WRITTEN PROBLEM — In the text on majority rule and minority rights, copy the part starting with "The answer is" and going on through "it both ways.", but switch "association" to "organization".

SOURCE TEXT —
Advocate: Let's take up the first. The issue is sometimes presented as a paradox. If a majority is not entitled to do so, then it is thereby deprived of its rights; but if a majority is entitled to do so, then it can deprive the minority of its rights. The paradox is supposed to show that no solution can be both democratic and just. But the dilemma seems to be spurious.
Of course a majority might have the power or strength to deprive a minority of its political rights. [...] The question is whether a majority may rightly use its primary political rights to deprive a minority of its primary political rights.
The answer is clearly no. To put it another way, logically it can't be true that the members of an association ought to govern themselves by the democratic process, and at the same time a majority of the association may properly strip a minority of its primary political rights. For, by doing so the majority would deny the minority the rights necessary to the democratic process. In effect therefore the majority would affirm that the association ought not to govern itself by the democratic process. They can't have it both ways.

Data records
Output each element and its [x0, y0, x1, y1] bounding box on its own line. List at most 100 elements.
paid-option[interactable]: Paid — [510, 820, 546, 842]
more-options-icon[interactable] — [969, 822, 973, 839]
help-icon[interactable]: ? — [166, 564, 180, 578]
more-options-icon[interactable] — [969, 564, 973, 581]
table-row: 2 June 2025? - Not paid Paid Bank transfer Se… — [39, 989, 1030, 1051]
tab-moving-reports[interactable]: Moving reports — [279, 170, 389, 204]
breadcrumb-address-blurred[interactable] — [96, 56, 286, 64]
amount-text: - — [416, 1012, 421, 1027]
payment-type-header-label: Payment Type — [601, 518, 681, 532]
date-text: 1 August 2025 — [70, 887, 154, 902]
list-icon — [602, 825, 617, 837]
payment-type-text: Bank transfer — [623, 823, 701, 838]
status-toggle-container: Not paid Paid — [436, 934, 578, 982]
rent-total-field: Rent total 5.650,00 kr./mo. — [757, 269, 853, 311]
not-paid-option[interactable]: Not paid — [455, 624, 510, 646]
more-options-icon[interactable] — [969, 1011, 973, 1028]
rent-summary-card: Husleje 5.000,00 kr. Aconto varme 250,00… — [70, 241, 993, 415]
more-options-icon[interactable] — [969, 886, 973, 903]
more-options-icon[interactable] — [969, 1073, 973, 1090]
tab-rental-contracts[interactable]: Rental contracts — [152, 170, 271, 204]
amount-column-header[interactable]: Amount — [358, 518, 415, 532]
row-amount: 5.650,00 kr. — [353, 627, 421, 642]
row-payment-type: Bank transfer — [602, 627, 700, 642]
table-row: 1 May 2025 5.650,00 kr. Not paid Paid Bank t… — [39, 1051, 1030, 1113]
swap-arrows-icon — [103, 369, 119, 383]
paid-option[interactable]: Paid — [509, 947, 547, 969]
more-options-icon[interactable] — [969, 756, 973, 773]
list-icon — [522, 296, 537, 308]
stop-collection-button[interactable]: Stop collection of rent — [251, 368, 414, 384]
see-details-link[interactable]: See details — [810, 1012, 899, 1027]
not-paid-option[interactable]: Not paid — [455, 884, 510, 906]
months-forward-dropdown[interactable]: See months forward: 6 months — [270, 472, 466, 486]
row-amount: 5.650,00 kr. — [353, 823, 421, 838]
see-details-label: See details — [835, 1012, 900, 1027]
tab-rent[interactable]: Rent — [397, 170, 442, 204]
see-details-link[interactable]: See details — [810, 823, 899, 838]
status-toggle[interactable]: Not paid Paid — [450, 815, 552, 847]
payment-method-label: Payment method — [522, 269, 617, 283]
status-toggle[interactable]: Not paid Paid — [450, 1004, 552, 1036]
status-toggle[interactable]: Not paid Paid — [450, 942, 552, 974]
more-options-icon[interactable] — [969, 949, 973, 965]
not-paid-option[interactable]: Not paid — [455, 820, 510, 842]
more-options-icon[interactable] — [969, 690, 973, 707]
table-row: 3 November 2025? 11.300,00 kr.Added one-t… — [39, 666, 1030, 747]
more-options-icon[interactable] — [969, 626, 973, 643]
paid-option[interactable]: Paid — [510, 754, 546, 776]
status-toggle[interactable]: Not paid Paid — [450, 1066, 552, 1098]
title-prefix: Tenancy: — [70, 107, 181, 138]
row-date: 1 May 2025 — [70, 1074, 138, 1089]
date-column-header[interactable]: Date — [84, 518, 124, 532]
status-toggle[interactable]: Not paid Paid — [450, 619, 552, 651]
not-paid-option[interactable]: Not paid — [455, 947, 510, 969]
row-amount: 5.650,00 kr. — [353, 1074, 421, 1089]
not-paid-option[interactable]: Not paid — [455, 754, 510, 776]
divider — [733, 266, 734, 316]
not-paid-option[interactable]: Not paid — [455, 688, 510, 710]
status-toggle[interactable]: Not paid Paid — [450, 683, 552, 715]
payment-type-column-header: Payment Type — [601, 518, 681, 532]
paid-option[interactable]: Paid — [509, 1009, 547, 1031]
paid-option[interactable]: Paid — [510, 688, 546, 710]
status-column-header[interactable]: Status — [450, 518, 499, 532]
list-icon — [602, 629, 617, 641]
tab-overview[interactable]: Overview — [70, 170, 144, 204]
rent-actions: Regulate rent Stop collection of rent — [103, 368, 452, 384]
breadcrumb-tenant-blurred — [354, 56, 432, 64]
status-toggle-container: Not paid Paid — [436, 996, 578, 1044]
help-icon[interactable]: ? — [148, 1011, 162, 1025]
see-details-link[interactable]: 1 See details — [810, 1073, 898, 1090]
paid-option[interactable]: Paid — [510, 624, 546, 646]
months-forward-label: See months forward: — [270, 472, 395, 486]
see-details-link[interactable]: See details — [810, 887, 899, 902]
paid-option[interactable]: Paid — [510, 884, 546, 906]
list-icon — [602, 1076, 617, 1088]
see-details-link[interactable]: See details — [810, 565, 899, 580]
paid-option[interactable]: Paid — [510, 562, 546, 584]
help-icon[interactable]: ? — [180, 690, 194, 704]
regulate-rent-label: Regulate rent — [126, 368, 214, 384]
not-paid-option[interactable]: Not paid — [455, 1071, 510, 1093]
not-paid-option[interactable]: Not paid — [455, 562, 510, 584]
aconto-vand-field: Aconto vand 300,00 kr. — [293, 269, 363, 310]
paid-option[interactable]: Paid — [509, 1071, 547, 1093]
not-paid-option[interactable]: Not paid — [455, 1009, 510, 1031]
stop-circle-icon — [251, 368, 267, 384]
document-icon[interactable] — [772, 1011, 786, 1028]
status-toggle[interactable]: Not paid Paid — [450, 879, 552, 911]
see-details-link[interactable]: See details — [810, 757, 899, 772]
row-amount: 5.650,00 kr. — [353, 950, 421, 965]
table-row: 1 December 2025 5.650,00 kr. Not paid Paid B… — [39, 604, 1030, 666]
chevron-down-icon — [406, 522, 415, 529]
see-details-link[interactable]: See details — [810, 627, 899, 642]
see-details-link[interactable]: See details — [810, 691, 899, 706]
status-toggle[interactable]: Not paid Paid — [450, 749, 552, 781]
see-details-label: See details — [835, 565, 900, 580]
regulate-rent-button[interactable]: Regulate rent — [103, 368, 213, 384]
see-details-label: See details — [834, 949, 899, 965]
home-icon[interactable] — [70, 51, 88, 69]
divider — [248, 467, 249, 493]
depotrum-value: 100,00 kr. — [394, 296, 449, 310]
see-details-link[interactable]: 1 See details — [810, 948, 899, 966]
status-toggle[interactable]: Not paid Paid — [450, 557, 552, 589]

EXERCISE RESULT —
The answer is clearly no. To put it another way, logically it can't be true that the members of an organization ought to govern themselves by the democratic process, and at the same time a majority of the organization may properly strip a minority of its primary political rights. For, by doing so the majority would deny the minority the rights necessary to the democratic process. In effect therefore the majority would affirm that the organization ought not to govern itself by the democratic process. They can't have it both ways.